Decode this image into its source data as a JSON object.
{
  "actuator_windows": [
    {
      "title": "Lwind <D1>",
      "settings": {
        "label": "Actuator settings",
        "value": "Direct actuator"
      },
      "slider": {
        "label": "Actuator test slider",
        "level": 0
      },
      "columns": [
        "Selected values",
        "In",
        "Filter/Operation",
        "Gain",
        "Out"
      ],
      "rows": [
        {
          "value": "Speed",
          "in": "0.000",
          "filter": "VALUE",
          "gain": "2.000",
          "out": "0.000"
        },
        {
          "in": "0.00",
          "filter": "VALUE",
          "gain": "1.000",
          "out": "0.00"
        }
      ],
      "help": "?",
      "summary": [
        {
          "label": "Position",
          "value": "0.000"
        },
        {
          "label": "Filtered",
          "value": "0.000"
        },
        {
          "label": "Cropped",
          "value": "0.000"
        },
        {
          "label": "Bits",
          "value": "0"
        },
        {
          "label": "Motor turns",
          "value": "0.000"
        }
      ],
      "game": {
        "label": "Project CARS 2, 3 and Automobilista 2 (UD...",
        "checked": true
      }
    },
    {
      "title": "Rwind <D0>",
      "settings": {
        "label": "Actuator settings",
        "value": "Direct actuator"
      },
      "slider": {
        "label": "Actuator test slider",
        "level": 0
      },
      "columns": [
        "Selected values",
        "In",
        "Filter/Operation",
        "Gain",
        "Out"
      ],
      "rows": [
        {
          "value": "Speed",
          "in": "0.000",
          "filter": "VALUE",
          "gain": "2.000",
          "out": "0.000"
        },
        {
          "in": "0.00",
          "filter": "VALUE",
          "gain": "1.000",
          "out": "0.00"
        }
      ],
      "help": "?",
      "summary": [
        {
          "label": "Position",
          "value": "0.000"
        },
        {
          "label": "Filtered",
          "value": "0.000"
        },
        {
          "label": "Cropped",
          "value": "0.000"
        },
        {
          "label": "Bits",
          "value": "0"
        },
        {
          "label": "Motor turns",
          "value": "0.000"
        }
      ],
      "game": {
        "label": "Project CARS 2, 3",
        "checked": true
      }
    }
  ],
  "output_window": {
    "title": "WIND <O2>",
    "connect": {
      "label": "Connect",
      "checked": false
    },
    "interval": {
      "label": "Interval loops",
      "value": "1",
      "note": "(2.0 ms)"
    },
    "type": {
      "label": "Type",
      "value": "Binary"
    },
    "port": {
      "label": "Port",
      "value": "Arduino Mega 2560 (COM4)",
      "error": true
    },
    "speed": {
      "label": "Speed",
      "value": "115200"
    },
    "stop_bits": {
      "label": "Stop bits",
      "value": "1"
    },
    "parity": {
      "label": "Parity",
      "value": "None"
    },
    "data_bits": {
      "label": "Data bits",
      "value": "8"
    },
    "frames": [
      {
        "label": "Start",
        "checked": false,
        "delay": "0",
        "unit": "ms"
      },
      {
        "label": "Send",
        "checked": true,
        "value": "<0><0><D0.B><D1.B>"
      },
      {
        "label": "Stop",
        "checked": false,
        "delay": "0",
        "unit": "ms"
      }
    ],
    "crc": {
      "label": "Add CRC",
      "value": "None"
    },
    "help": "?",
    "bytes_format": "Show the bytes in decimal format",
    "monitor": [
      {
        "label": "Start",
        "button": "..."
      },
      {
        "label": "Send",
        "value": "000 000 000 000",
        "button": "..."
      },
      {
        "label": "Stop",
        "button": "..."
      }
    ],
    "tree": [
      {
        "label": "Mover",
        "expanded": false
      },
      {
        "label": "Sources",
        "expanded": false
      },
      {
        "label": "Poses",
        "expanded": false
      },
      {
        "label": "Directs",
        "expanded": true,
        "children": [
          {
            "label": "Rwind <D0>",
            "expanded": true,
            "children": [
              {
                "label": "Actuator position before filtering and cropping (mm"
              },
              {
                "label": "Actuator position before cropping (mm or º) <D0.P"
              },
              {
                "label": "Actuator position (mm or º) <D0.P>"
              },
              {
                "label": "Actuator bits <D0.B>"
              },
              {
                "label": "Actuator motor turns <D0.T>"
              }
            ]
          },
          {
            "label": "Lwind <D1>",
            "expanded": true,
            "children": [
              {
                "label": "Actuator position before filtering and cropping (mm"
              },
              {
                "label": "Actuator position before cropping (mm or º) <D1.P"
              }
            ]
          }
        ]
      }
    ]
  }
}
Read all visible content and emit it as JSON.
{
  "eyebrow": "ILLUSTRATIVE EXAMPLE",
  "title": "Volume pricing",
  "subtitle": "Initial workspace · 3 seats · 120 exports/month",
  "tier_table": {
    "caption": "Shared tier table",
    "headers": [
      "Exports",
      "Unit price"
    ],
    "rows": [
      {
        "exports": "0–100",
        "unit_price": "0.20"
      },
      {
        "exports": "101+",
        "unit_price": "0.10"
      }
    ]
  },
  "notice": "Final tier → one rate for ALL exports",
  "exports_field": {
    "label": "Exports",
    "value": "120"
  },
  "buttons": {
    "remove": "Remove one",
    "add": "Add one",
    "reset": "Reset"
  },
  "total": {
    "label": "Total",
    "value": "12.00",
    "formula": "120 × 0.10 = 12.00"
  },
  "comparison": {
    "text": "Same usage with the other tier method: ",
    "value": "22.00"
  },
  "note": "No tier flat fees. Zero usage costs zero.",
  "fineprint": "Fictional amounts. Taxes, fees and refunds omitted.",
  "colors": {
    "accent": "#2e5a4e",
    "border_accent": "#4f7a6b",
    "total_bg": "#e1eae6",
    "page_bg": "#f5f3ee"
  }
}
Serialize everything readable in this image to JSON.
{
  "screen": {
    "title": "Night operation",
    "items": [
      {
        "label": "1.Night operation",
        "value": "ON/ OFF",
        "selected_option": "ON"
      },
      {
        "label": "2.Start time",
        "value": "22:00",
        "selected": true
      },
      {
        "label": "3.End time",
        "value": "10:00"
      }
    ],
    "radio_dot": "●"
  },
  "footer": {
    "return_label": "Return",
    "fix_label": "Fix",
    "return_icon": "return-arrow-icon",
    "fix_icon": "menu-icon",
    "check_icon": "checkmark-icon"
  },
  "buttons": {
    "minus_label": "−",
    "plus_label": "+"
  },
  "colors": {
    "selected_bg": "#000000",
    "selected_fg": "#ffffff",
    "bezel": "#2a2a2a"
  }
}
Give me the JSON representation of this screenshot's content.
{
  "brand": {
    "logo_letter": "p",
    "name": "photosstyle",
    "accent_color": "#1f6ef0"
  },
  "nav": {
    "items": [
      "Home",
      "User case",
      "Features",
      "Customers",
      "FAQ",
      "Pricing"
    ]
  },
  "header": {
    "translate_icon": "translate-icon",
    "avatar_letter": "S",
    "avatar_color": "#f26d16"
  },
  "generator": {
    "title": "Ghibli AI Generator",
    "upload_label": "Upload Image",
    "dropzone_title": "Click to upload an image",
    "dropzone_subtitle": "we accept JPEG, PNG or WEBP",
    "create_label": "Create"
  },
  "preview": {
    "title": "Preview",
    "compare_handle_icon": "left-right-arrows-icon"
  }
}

## Description of the task
The data above must be returned in full, exactly as written.

## Written reply
Decode this image into its source data as a JSON object.
{
  "actuator_windows": [
    {
      "title": "Lwind <D1>",
      "settings": {
        "label": "Actuator settings",
        "value": "Direct actuator"
      },
      "slider": {
        "label": "Actuator test slider",
        "level": 0
      },
      "columns": [
        "Selected values",
        "In",
        "Filter/Operation",
        "Gain",
        "Out"
      ],
      "rows": [
        {
          "value": "Speed",
          "in": "0.000",
          "filter": "VALUE",
          "gain": "2.000",
          "out": "0.000"
        },
        {
          "in": "0.00",
          "filter": "VALUE",
          "gain": "1.000",
          "out": "0.00"
        }
      ],
      "help": "?",
      "summary": [
        {
          "label": "Position",
          "value": "0.000"
        },
        {
          "label": "Filtered",
          "value": "0.000"
        },
        {
          "label": "Cropped",
          "value": "0.000"
        },
        {
          "label": "Bits",
          "value": "0"
        },
        {
          "label": "Motor turns",
          "value": "0.000"
        }
      ],
      "game": {
        "label": "Project CARS 2, 3 and Automobilista 2 (UD...",
        "checked": true
      }
    },
    {
      "title": "Rwind <D0>",
      "settings": {
        "label": "Actuator settings",
        "value": "Direct actuator"
      },
      "slider": {
        "label": "Actuator test slider",
        "level": 0
      },
      "columns": [
        "Selected values",
        "In",
        "Filter/Operation",
        "Gain",
        "Out"
      ],
      "rows": [
        {
          "value": "Speed",
          "in": "0.000",
          "filter": "VALUE",
          "gain": "2.000",
          "out": "0.000"
        },
        {
          "in": "0.00",
          "filter": "VALUE",
          "gain": "1.000",
          "out": "0.00"
        }
      ],
      "help": "?",
      "summary": [
        {
          "label": "Position",
          "value": "0.000"
        },
        {
          "label": "Filtered",
          "value": "0.000"
        },
        {
          "label": "Cropped",
          "value": "0.000"
        },
        {
          "label": "Bits",
          "value": "0"
        },
        {
          "label": "Motor turns",
          "value": "0.000"
        }
      ],
      "game": {
        "label": "Project CARS 2, 3",
        "checked": true
      }
    }
  ],
  "output_window": {
    "title": "WIND <O2>",
    "connect": {
      "label": "Connect",
      "checked": false
    },
    "interval": {
      "label": "Interval loops",
      "value": "1",
      "note": "(2.0 ms)"
    },
    "type": {
      "label": "Type",
      "value": "Binary"
    },
    "port": {
      "label": "Port",
      "value": "Arduino Mega 2560 (COM4)",
      "error": true
    },
    "speed": {
      "label": "Speed",
      "value": "115200"
    },
    "stop_bits": {
      "label": "Stop bits",
      "value": "1"
    },
    "parity": {
      "label": "Parity",
      "value": "None"
    },
    "data_bits": {
      "label": "Data bits",
      "value": "8"
    },
    "frames": [
      {
        "label": "Start",
        "checked": false,
        "delay": "0",
        "unit": "ms"
      },
      {
        "label": "Send",
        "checked": true,
        "value": "<0><0><D0.B><D1.B>"
      },
      {
        "label": "Stop",
        "checked": false,
        "delay": "0",
        "unit": "ms"
      }
    ],
    "crc": {
      "label": "Add CRC",
      "value": "None"
    },
    "help": "?",
    "bytes_format": "Show the bytes in decimal format",
    "monitor": [
      {
        "label": "Start",
        "button": "..."
      },
      {
        "label": "Send",
        "value": "000 000 000 000",
        "button": "..."
      },
      {
        "label": "Stop",
        "button": "..."
      }
    ],
    "tree": [
      {
        "label": "Mover",
        "expanded": false
      },
      {
        "label": "Sources",
        "expanded": false
      },
      {
        "label": "Poses",
        "expanded": false
      },
      {
        "label": "Directs",
        "expanded": true,
        "children": [
          {
            "label": "Rwind <D0>",
            "expanded": true,
            "children": [
              {
                "label": "Actuator position before filtering and cropping (mm"
              },
              {
                "label": "Actuator position before cropping (mm or º) <D0.P"
              },
              {
                "label": "Actuator position (mm or º) <D0.P>"
              },
              {
                "label": "Actuator bits <D0.B>"
              },
              {
                "label": "Actuator motor turns <D0.T>"
              }
            ]
          },
          {
            "label": "Lwind <D1>",
            "expanded": true,
            "children": [
              {
                "label": "Actuator position before filtering and cropping (mm"
              },
              {
                "label": "Actuator position before cropping (mm or º) <D1.P"
              }
            ]
          }
        ]
      }
    ]
  }
}
Read all visible content and emit it as JSON.
{
  "eyebrow": "ILLUSTRATIVE EXAMPLE",
  "title": "Volume pricing",
  "subtitle": "Initial workspace · 3 seats · 120 exports/month",
  "tier_table": {
    "caption": "Shared tier table",
    "headers": [
      "Exports",
      "Unit price"
    ],
    "rows": [
      {
        "exports": "0–100",
        "unit_price": "0.20"
      },
      {
        "exports": "101+",
        "unit_price": "0.10"
      }
    ]
  },
  "notice": "Final tier → one rate for ALL exports",
  "exports_field": {
    "label": "Exports",
    "value": "120"
  },
  "buttons": {
    "remove": "Remove one",
    "add": "Add one",
    "reset": "Reset"
  },
  "total": {
    "label": "Total",
    "value": "12.00",
    "formula": "120 × 0.10 = 12.00"
  },
  "comparison": {
    "text": "Same usage with the other tier method: ",
    "value": "22.00"
  },
  "note": "No tier flat fees. Zero usage costs zero.",
  "fineprint": "Fictional amounts. Taxes, fees and refunds omitted.",
  "colors": {
    "accent": "#2e5a4e",
    "border_accent": "#4f7a6b",
    "total_bg": "#e1eae6",
    "page_bg": "#f5f3ee"
  }
}
Serialize everything readable in this image to JSON.
{
  "screen": {
    "title": "Night operation",
    "items": [
      {
        "label": "1.Night operation",
        "value": "ON/ OFF",
        "selected_option": "ON"
      },
      {
        "label": "2.Start time",
        "value": "22:00",
        "selected": true
      },
      {
        "label": "3.End time",
        "value": "10:00"
      }
    ],
    "radio_dot": "●"
  },
  "footer": {
    "return_label": "Return",
    "fix_label": "Fix",
    "return_icon": "return-arrow-icon",
    "fix_icon": "menu-icon",
    "check_icon": "checkmark-icon"
  },
  "buttons": {
    "minus_label": "−",
    "plus_label": "+"
  },
  "colors": {
    "selected_bg": "#000000",
    "selected_fg": "#ffffff",
    "bezel": "#2a2a2a"
  }
}
Give me the JSON representation of this screenshot's content.
{
  "brand": {
    "logo_letter": "p",
    "name": "photosstyle",
    "accent_color": "#1f6ef0"
  },
  "nav": {
    "items": [
      "Home",
      "User case",
      "Features",
      "Customers",
      "FAQ",
      "Pricing"
    ]
  },
  "header": {
    "translate_icon": "translate-icon",
    "avatar_letter": "S",
    "avatar_color": "#f26d16"
  },
  "generator": {
    "title": "Ghibli AI Generator",
    "upload_label": "Upload Image",
    "dropzone_title": "Click to upload an image",
    "dropzone_subtitle": "we accept JPEG, PNG or WEBP",
    "create_label": "Create"
  },
  "preview": {
    "title": "Preview",
    "compare_handle_icon": "left-right-arrows-icon"
  }
}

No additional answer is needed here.